Exercise brief:
Carry none of the pictures over; write out the complete data exactly.

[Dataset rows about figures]
####
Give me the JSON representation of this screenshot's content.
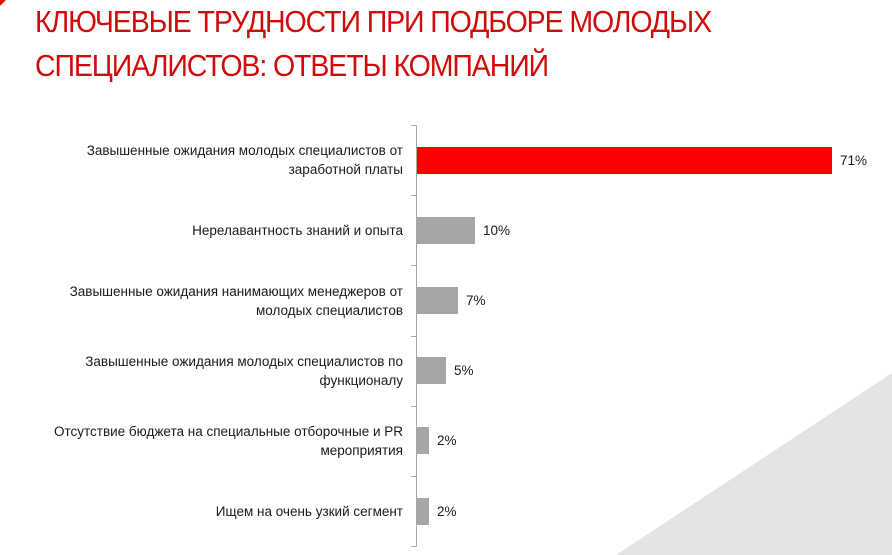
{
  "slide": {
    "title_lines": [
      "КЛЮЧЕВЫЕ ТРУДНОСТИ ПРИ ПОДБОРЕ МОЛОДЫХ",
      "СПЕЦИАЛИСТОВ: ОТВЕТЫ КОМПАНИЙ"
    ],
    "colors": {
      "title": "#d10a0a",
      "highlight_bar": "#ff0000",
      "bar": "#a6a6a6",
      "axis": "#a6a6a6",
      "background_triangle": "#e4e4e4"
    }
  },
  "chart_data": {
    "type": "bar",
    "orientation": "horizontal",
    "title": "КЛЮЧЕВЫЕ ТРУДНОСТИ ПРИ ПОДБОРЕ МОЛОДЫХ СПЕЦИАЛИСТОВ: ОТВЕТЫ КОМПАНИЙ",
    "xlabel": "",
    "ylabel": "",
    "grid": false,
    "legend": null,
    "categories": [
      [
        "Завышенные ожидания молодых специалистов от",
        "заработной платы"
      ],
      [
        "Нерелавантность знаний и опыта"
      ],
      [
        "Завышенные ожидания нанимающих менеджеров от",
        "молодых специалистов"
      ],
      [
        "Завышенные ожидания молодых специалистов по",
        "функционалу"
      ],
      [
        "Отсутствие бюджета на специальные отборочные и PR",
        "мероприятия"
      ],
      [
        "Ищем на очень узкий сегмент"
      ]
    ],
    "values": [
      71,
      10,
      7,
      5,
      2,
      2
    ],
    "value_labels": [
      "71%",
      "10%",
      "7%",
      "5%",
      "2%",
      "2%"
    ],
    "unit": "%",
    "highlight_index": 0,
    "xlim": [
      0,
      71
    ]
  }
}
####
Answer for the task:
Give me the JSON representation of this screenshot's content.
{
  "slide": {
    "title_lines": [
      "КЛЮЧЕВЫЕ ТРУДНОСТИ ПРИ ПОДБОРЕ МОЛОДЫХ",
      "СПЕЦИАЛИСТОВ: ОТВЕТЫ КОМПАНИЙ"
    ],
    "colors": {
      "title": "#d10a0a",
      "highlight_bar": "#ff0000",
      "bar": "#a6a6a6",
      "axis": "#a6a6a6",
      "background_triangle": "#e4e4e4"
    }
  },
  "chart_data": {
    "type": "bar",
    "orientation": "horizontal",
    "title": "КЛЮЧЕВЫЕ ТРУДНОСТИ ПРИ ПОДБОРЕ МОЛОДЫХ СПЕЦИАЛИСТОВ: ОТВЕТЫ КОМПАНИЙ",
    "xlabel": "",
    "ylabel": "",
    "grid": false,
    "legend": null,
    "categories": [
      [
        "Завышенные ожидания молодых специалистов от",
        "заработной платы"
      ],
      [
        "Нерелавантность знаний и опыта"
      ],
      [
        "Завышенные ожидания нанимающих менеджеров от",
        "молодых специалистов"
      ],
      [
        "Завышенные ожидания молодых специалистов по",
        "функционалу"
      ],
      [
        "Отсутствие бюджета на специальные отборочные и PR",
        "мероприятия"
      ],
      [
        "Ищем на очень узкий сегмент"
      ]
    ],
    "values": [
      71,
      10,
      7,
      5,
      2,
      2
    ],
    "value_labels": [
      "71%",
      "10%",
      "7%",
      "5%",
      "2%",
      "2%"
    ],
    "unit": "%",
    "highlight_index": 0,
    "xlim": [
      0,
      71
    ]
  }
}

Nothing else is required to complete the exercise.